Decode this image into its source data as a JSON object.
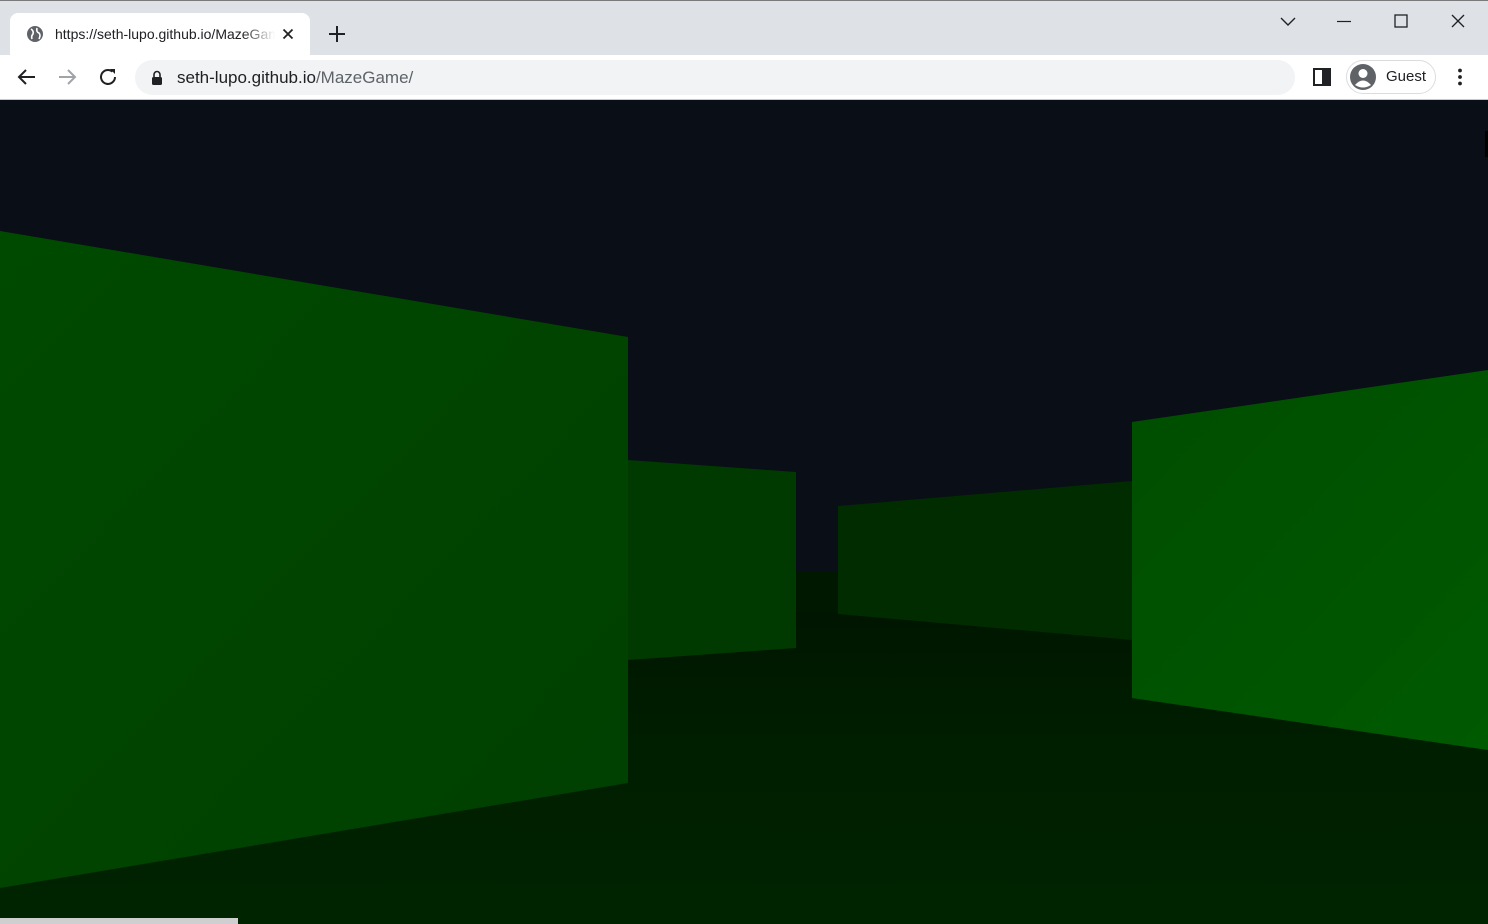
{
  "browser": {
    "tab": {
      "title": "https://seth-lupo.github.io/MazeGame/",
      "favicon": "globe-icon"
    },
    "address": {
      "host": "seth-lupo.github.io",
      "path": "/MazeGame/"
    },
    "profile": {
      "label": "Guest"
    },
    "icons": {
      "close": "close-icon",
      "new_tab": "plus-icon",
      "back": "arrow-left-icon",
      "forward": "arrow-right-icon",
      "reload": "reload-icon",
      "lock": "lock-icon",
      "side_panel": "side-panel-icon",
      "menu": "kebab-menu-icon",
      "tab_search": "chevron-down-icon",
      "minimize": "minimize-icon",
      "maximize": "maximize-icon",
      "window_close": "window-close-icon"
    }
  },
  "scene": {
    "sky_color": "#0a0e16",
    "floor_color": "#001f00",
    "near_wall_color": "#004400",
    "right_wall_color": "#005300",
    "far_wall_color": "#002a00"
  }
}
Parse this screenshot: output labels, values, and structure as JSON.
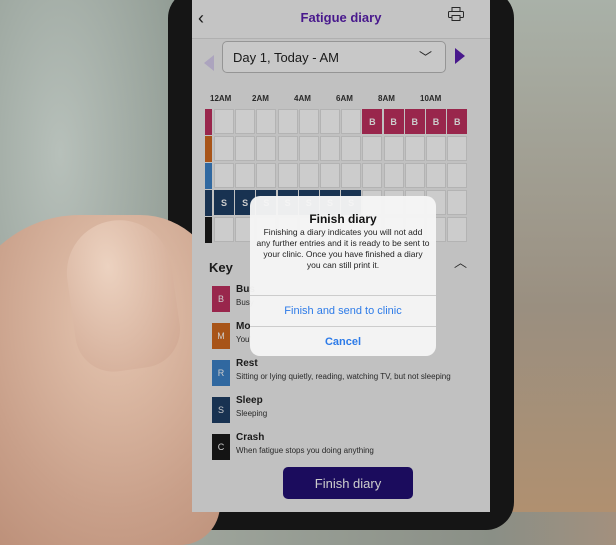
{
  "header": {
    "title": "Fatigue diary",
    "back_icon": "chevron-left-icon",
    "print_icon": "printer-icon"
  },
  "date_selector": {
    "value": "Day 1, Today - AM",
    "chevron": "⌄"
  },
  "nav": {
    "prev": "prev-day",
    "next": "next-day"
  },
  "hour_labels": [
    "12AM",
    "2AM",
    "4AM",
    "6AM",
    "8AM",
    "10AM"
  ],
  "grid": {
    "hours": 12,
    "rows": [
      {
        "category": "Busy",
        "color": "#c0305f",
        "letter": "B",
        "filled": [
          7,
          8,
          9,
          10,
          11
        ]
      },
      {
        "category": "Moderate",
        "color": "#d2691e",
        "letter": "M",
        "filled": []
      },
      {
        "category": "Rest",
        "color": "#3c82c8",
        "letter": "R",
        "filled": []
      },
      {
        "category": "Sleep",
        "color": "#1f3f66",
        "letter": "S",
        "filled": [
          0,
          1,
          2,
          3,
          4,
          5,
          6
        ]
      },
      {
        "category": "Crash",
        "color": "#1a1a1a",
        "letter": "C",
        "filled": []
      }
    ]
  },
  "key": {
    "title": "Key",
    "items": [
      {
        "letter": "B",
        "name": "Bus",
        "desc": "Busy",
        "color": "#c0305f"
      },
      {
        "letter": "M",
        "name": "Mo",
        "desc": "You'",
        "color": "#d2691e"
      },
      {
        "letter": "R",
        "name": "Rest",
        "desc": "Sitting or lying quietly, reading, watching TV, but not sleeping",
        "color": "#3c82c8"
      },
      {
        "letter": "S",
        "name": "Sleep",
        "desc": "Sleeping",
        "color": "#1f3f66"
      },
      {
        "letter": "C",
        "name": "Crash",
        "desc": "When fatigue stops you doing anything",
        "color": "#1a1a1a"
      }
    ]
  },
  "finish_button": "Finish diary",
  "dialog": {
    "title": "Finish diary",
    "message": "Finishing a diary indicates you will not add any further entries and it is ready to be sent to your clinic. Once you have finished a diary you can still print it.",
    "confirm": "Finish and send to clinic",
    "cancel": "Cancel"
  }
}
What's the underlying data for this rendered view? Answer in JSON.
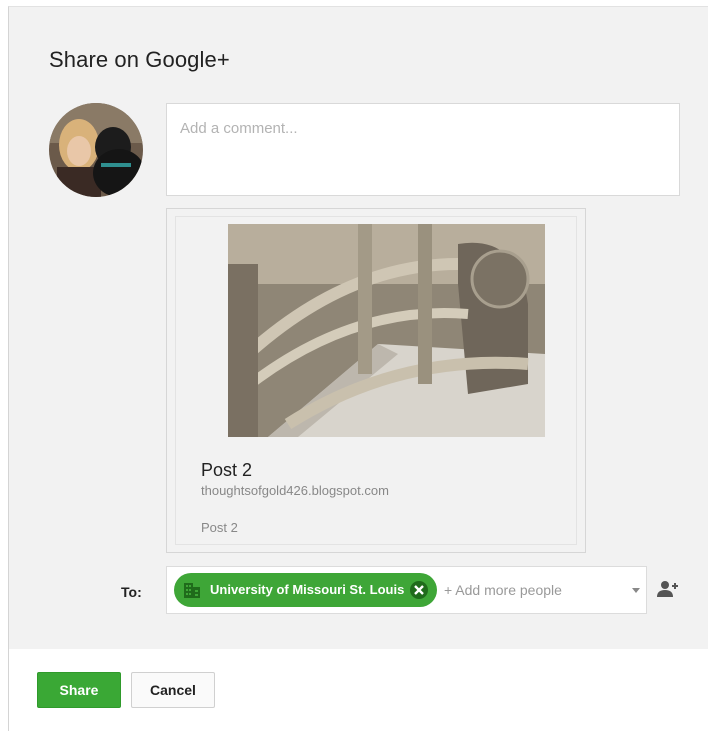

******

▶ [The task]: The word "desc" appears in how many lines of the records? Give the number only.

▶ [Expected answer]: 5